> _Task directions_
Pick out each line of the records that includes the string "Oficial", and copy it.

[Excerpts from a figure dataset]
-=-=-

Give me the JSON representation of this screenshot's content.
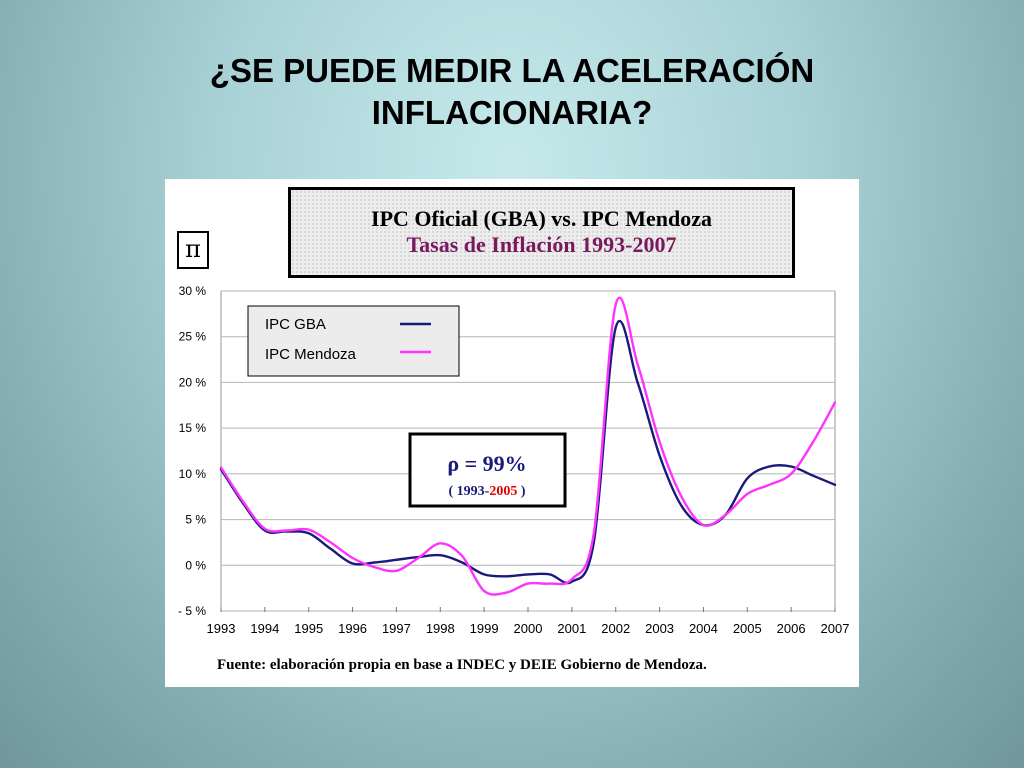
{
  "slide": {
    "title_line1": "¿SE PUEDE MEDIR LA ACELERACIÓN",
    "title_line2": "INFLACIONARIA?"
  },
  "panel": {
    "box_title": "IPC Oficial (GBA) vs. IPC Mendoza",
    "box_subtitle": "Tasas de Inflación 1993-2007",
    "pi_symbol": "π",
    "source": "Fuente: elaboración propia en base a INDEC y DEIE Gobierno de Mendoza.",
    "correlation_label": "ρ = 99%",
    "correlation_range_open": "( 1993-",
    "correlation_range_end": "2005",
    "correlation_range_close": " )"
  },
  "colors": {
    "gba": "#1a1a7a",
    "mendoza": "#ff33ff",
    "range_end": "#e00000",
    "title_sub": "#7a1a5e"
  },
  "chart_data": {
    "type": "line",
    "title": "IPC Oficial (GBA) vs. IPC Mendoza",
    "subtitle": "Tasas de Inflación 1993-2007",
    "xlabel": "",
    "ylabel": "π",
    "xlim": [
      1993,
      2007
    ],
    "ylim": [
      -5,
      30
    ],
    "yticks": [
      30,
      25,
      20,
      15,
      10,
      5,
      0,
      -5
    ],
    "ytick_labels": [
      "30 %",
      "25 %",
      "20 %",
      "15 %",
      "10 %",
      "5 %",
      "0 %",
      "- 5 %"
    ],
    "xtick_labels": [
      "1993",
      "1994",
      "1995",
      "1996",
      "1997",
      "1998",
      "1999",
      "2000",
      "2001",
      "2002",
      "2003",
      "2004",
      "2005",
      "2006",
      "2007"
    ],
    "grid": "horizontal",
    "legend_position": "top-left",
    "series": [
      {
        "name": "IPC GBA",
        "color": "#1a1a7a",
        "x": [
          1993,
          1993.5,
          1994,
          1994.5,
          1995,
          1995.5,
          1996,
          1996.5,
          1997,
          1997.5,
          1998,
          1998.5,
          1999,
          1999.5,
          2000,
          2000.5,
          2001,
          2001.5,
          2002,
          2002.5,
          2003,
          2003.5,
          2004,
          2004.5,
          2005,
          2005.5,
          2006,
          2006.5,
          2007
        ],
        "values": [
          10.5,
          6.8,
          3.8,
          3.7,
          3.5,
          1.8,
          0.2,
          0.3,
          0.6,
          0.9,
          1.1,
          0.3,
          -1.0,
          -1.2,
          -1.0,
          -1.0,
          -1.8,
          2.5,
          26.0,
          20.0,
          12.0,
          6.5,
          4.4,
          5.5,
          9.5,
          10.8,
          10.8,
          9.8,
          8.8
        ]
      },
      {
        "name": "IPC Mendoza",
        "color": "#ff33ff",
        "x": [
          1993,
          1993.5,
          1994,
          1994.5,
          1995,
          1995.5,
          1996,
          1996.5,
          1997,
          1997.5,
          1998,
          1998.5,
          1999,
          1999.5,
          2000,
          2000.5,
          2001,
          2001.5,
          2002,
          2002.5,
          2003,
          2003.5,
          2004,
          2004.5,
          2005,
          2005.5,
          2006,
          2006.5,
          2007
        ],
        "values": [
          10.7,
          7.0,
          4.0,
          3.8,
          3.9,
          2.5,
          0.8,
          -0.2,
          -0.6,
          0.8,
          2.4,
          1.0,
          -2.8,
          -3.0,
          -2.0,
          -2.0,
          -1.5,
          3.5,
          28.5,
          22.0,
          13.5,
          7.5,
          4.4,
          5.5,
          7.8,
          8.8,
          10.0,
          13.5,
          17.8
        ]
      }
    ],
    "annotations": [
      {
        "text": "ρ = 99%"
      },
      {
        "text": "( 1993-2005 )"
      }
    ]
  }
}
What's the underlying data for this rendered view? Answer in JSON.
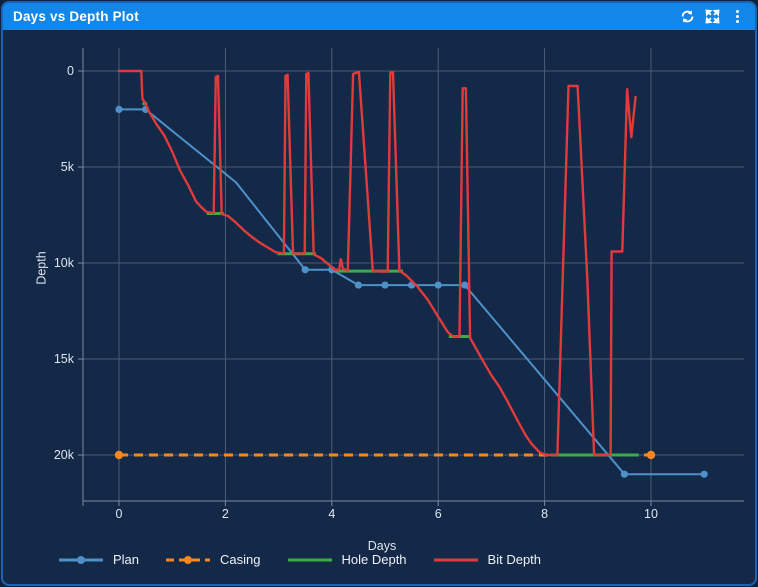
{
  "window": {
    "title": "Days vs Depth Plot"
  },
  "axes": {
    "x": {
      "title": "Days",
      "ticks": [
        {
          "v": 0,
          "label": "0"
        },
        {
          "v": 2,
          "label": "2"
        },
        {
          "v": 4,
          "label": "4"
        },
        {
          "v": 6,
          "label": "6"
        },
        {
          "v": 8,
          "label": "8"
        },
        {
          "v": 10,
          "label": "10"
        }
      ]
    },
    "y": {
      "title": "Depth",
      "ticks": [
        {
          "v": 0,
          "label": "0"
        },
        {
          "v": 5000,
          "label": "5k"
        },
        {
          "v": 10000,
          "label": "10k"
        },
        {
          "v": 15000,
          "label": "15k"
        },
        {
          "v": 20000,
          "label": "20k"
        }
      ]
    }
  },
  "legend": [
    {
      "label": "Plan",
      "series": "plan",
      "marker": true,
      "dashed": false
    },
    {
      "label": "Casing",
      "series": "casing",
      "marker": true,
      "dashed": true
    },
    {
      "label": "Hole Depth",
      "series": "hole",
      "marker": false,
      "dashed": false
    },
    {
      "label": "Bit Depth",
      "series": "bit",
      "marker": false,
      "dashed": false
    }
  ],
  "colors": {
    "titlebar": "#1286e9",
    "panel_bg": "#142847",
    "outer_bg": "#0d2140",
    "border": "#1f63b0",
    "grid": "#4e5d77",
    "axis": "#7e8b9d",
    "tick_text": "#dde6f0",
    "plan": "#4e91c9",
    "casing": "#f5871d",
    "hole": "#3aad46",
    "bit": "#df3b3b"
  },
  "chart_data": {
    "type": "line",
    "title": "Days vs Depth Plot",
    "xlabel": "Days",
    "ylabel": "Depth",
    "xlim": [
      -0.7,
      11.75
    ],
    "ylim": [
      22400,
      -1200
    ],
    "y_inverted": true,
    "grid": true,
    "legend_position": "bottom-left",
    "series": [
      {
        "name": "Plan",
        "points_with_marker_flag": [
          [
            0,
            2000,
            1
          ],
          [
            0.5,
            2000,
            1
          ],
          [
            2.2,
            5800,
            0
          ],
          [
            3.5,
            10350,
            1
          ],
          [
            4.0,
            10350,
            1
          ],
          [
            4.5,
            11150,
            1
          ],
          [
            5.0,
            11150,
            1
          ],
          [
            5.5,
            11150,
            1
          ],
          [
            6.0,
            11150,
            1
          ],
          [
            6.5,
            11150,
            1
          ],
          [
            9.5,
            21000,
            1
          ],
          [
            11.0,
            21000,
            1
          ]
        ]
      },
      {
        "name": "Casing",
        "points": [
          [
            0,
            20000
          ],
          [
            10,
            20000
          ]
        ],
        "style": "dashed",
        "markers": "both-ends"
      },
      {
        "name": "Hole Depth",
        "visible_segments": [
          [
            [
              0.44,
              1700
            ],
            [
              0.53,
              1700
            ]
          ],
          [
            [
              1.65,
              7420
            ],
            [
              1.97,
              7420
            ]
          ],
          [
            [
              2.98,
              9520
            ],
            [
              3.7,
              9520
            ]
          ],
          [
            [
              4.08,
              10420
            ],
            [
              5.34,
              10420
            ]
          ],
          [
            [
              6.2,
              13830
            ],
            [
              6.62,
              13830
            ]
          ],
          [
            [
              8.12,
              20000
            ],
            [
              9.77,
              20000
            ]
          ]
        ]
      },
      {
        "name": "Bit Depth",
        "points": [
          [
            0,
            0
          ],
          [
            0.42,
            0
          ],
          [
            0.44,
            1450
          ],
          [
            0.5,
            1700
          ],
          [
            0.55,
            2050
          ],
          [
            0.7,
            2750
          ],
          [
            0.85,
            3350
          ],
          [
            1.0,
            4200
          ],
          [
            1.15,
            5200
          ],
          [
            1.3,
            5950
          ],
          [
            1.45,
            6800
          ],
          [
            1.55,
            7100
          ],
          [
            1.65,
            7350
          ],
          [
            1.78,
            7400
          ],
          [
            1.82,
            300
          ],
          [
            1.86,
            250
          ],
          [
            1.93,
            7450
          ],
          [
            2.05,
            7550
          ],
          [
            2.2,
            7900
          ],
          [
            2.35,
            8300
          ],
          [
            2.5,
            8650
          ],
          [
            2.65,
            8950
          ],
          [
            2.8,
            9200
          ],
          [
            2.95,
            9450
          ],
          [
            3.1,
            9500
          ],
          [
            3.13,
            250
          ],
          [
            3.17,
            200
          ],
          [
            3.27,
            9500
          ],
          [
            3.49,
            9500
          ],
          [
            3.52,
            150
          ],
          [
            3.56,
            100
          ],
          [
            3.66,
            9550
          ],
          [
            3.8,
            9750
          ],
          [
            3.95,
            10100
          ],
          [
            4.05,
            10350
          ],
          [
            4.14,
            10350
          ],
          [
            4.17,
            9800
          ],
          [
            4.21,
            10300
          ],
          [
            4.3,
            10400
          ],
          [
            4.4,
            150
          ],
          [
            4.51,
            50
          ],
          [
            4.63,
            4800
          ],
          [
            4.77,
            10420
          ],
          [
            4.95,
            10450
          ],
          [
            5.05,
            10450
          ],
          [
            5.1,
            100
          ],
          [
            5.15,
            50
          ],
          [
            5.27,
            10400
          ],
          [
            5.4,
            10650
          ],
          [
            5.6,
            11200
          ],
          [
            5.8,
            11900
          ],
          [
            6.0,
            12800
          ],
          [
            6.18,
            13600
          ],
          [
            6.28,
            13830
          ],
          [
            6.4,
            13830
          ],
          [
            6.46,
            900
          ],
          [
            6.52,
            900
          ],
          [
            6.6,
            13900
          ],
          [
            6.65,
            14150
          ],
          [
            6.8,
            14900
          ],
          [
            7.0,
            15850
          ],
          [
            7.15,
            16450
          ],
          [
            7.3,
            17200
          ],
          [
            7.5,
            18250
          ],
          [
            7.65,
            19000
          ],
          [
            7.75,
            19400
          ],
          [
            7.9,
            19850
          ],
          [
            8.02,
            20000
          ],
          [
            8.24,
            20000
          ],
          [
            8.45,
            780
          ],
          [
            8.62,
            780
          ],
          [
            8.8,
            10700
          ],
          [
            8.93,
            20000
          ],
          [
            9.24,
            20000
          ],
          [
            9.26,
            9400
          ],
          [
            9.46,
            9400
          ],
          [
            9.55,
            950
          ],
          [
            9.63,
            3450
          ],
          [
            9.71,
            1350
          ]
        ]
      }
    ]
  }
}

-=-=-

> _Final result_
    "box_title": "IPC Oficial (GBA) vs. IPC Mendoza",
    "title": "IPC Oficial (GBA) vs. IPC Mendoza",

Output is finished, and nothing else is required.